[Data excerpts]
+ + +

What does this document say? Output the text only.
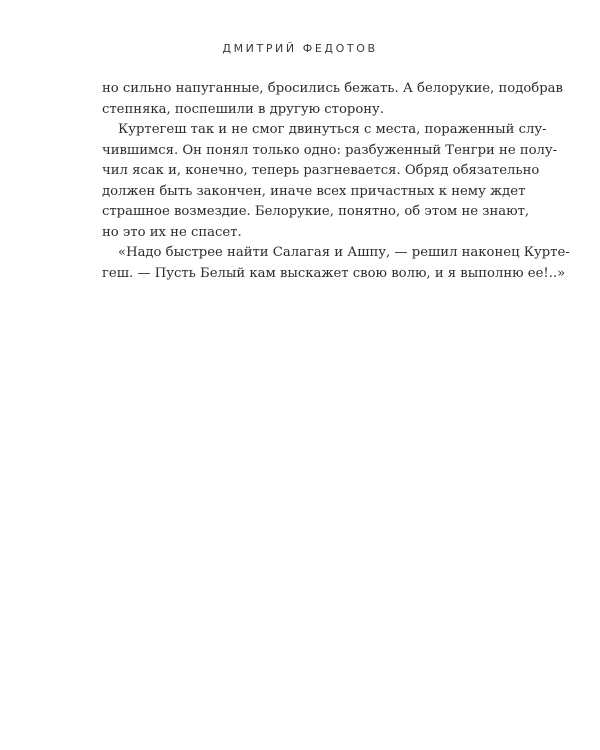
ДМИТРИЙ ФЕДОТОВ
но сильно напуганные, бросились бежать. А белорукие, подобрав
степняка, поспешили в другую сторону.
Куртегеш так и не смог двинуться с места, пораженный слу-
чившимся. Он понял только одно: разбуженный Тенгри не полу-
чил ясак и, конечно, теперь разгневается. Обряд обязательно
должен быть закончен, иначе всех причастных к нему ждет
страшное возмездие. Белорукие, понятно, об этом не знают,
но это их не спасет.
«Надо быстрее найти Салагая и Ашпу, — решил наконец Курте-
геш. — Пусть Белый кам выскажет свою волю, и я выполню ее!..»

+ + +

- What you should do: Return each line of the data, keeping its wording exact and omitting pictures.

- In response:
What does this document say? Output the text only.
ДМИТРИЙ ФЕДОТОВ
но сильно напуганные, бросились бежать. А белорукие, подобрав
степняка, поспешили в другую сторону.
Куртегеш так и не смог двинуться с места, пораженный слу-
чившимся. Он понял только одно: разбуженный Тенгри не полу-
чил ясак и, конечно, теперь разгневается. Обряд обязательно
должен быть закончен, иначе всех причастных к нему ждет
страшное возмездие. Белорукие, понятно, об этом не знают,
но это их не спасет.
«Надо быстрее найти Салагая и Ашпу, — решил наконец Курте-
геш. — Пусть Белый кам выскажет свою волю, и я выполню ее!..»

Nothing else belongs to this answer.